⟨

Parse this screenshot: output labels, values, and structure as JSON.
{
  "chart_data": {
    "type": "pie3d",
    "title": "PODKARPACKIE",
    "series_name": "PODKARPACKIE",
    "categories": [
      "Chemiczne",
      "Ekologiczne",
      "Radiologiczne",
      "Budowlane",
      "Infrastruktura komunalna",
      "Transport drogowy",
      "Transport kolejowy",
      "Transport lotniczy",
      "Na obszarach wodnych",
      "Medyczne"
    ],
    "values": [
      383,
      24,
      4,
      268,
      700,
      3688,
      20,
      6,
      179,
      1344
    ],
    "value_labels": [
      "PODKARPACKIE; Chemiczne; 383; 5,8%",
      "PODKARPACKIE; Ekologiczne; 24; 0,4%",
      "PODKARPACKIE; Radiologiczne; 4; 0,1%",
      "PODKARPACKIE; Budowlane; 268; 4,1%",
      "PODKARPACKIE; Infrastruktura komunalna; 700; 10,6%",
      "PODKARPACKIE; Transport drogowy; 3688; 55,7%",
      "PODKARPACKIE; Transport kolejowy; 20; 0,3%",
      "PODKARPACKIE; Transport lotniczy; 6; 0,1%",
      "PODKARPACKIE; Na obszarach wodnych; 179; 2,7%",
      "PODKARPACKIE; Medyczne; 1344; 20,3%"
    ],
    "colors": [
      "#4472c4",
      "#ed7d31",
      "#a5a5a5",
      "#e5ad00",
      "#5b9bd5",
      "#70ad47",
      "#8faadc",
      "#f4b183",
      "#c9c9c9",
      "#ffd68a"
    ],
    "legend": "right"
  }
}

⟩

Find each line that has the word "drogowy", then copy it out.

**Task output**
      "Transport drogowy",
      "PODKARPACKIE; Transport drogowy; 3688; 55,7%",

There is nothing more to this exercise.